• Dataset records:
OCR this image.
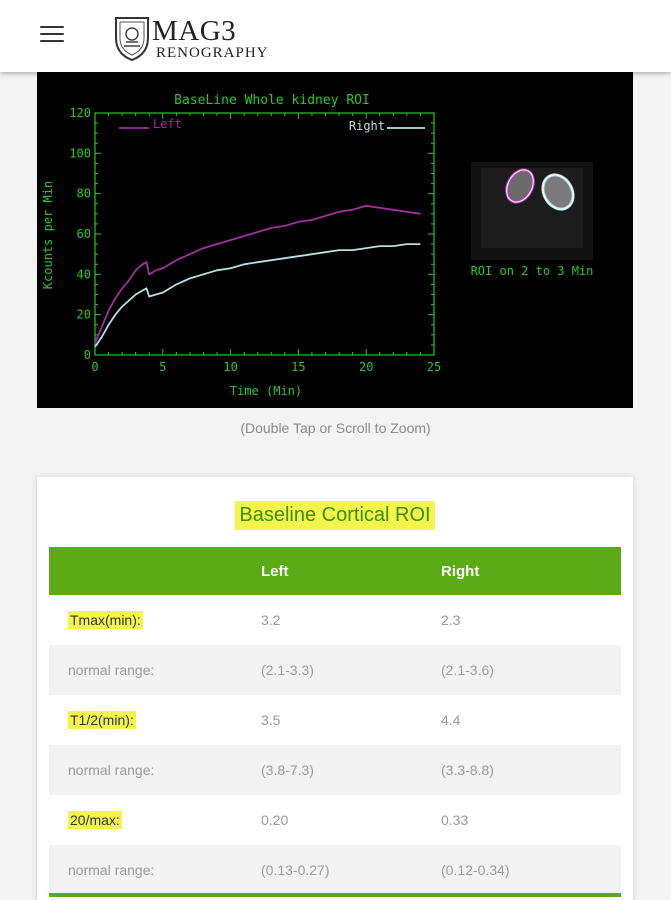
MAG3
RENOGRAPHY
BaseLine Whole kidney ROI
Kcounts per Min
Time (Min)
0	5	10	15	20	25
0
20
40
60
80
100
120
Left	Right
ROI on 2 to 3 Min
(Double Tap or Scroll to Zoom)
Baseline Cortical ROI
	Left	Right
Tmax(min):	3.2	2.3
normal range:	(2.1-3.3)	(2.1-3.6)
T1/2(min):	3.5	4.4
normal range:	(3.8-7.3)	(3.3-8.8)
20/max:	0.20	0.33
normal range:	(0.13-0.27)	(0.12-0.34)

• What you have to do:
Pictures in the records must not appear in the copy; transcribe everything else precisely.

• Answer for this exercise:
OCR this image.
MAG3
RENOGRAPHY
BaseLine Whole kidney ROI
Kcounts per Min
Time (Min)
0	5	10	15	20	25
0
20
40
60
80
100
120
Left	Right
ROI on 2 to 3 Min
(Double Tap or Scroll to Zoom)
Baseline Cortical ROI
	Left	Right
Tmax(min):	3.2	2.3
normal range:	(2.1-3.3)	(2.1-3.6)
T1/2(min):	3.5	4.4
normal range:	(3.8-7.3)	(3.3-8.8)
20/max:	0.20	0.33
normal range:	(0.13-0.27)	(0.12-0.34)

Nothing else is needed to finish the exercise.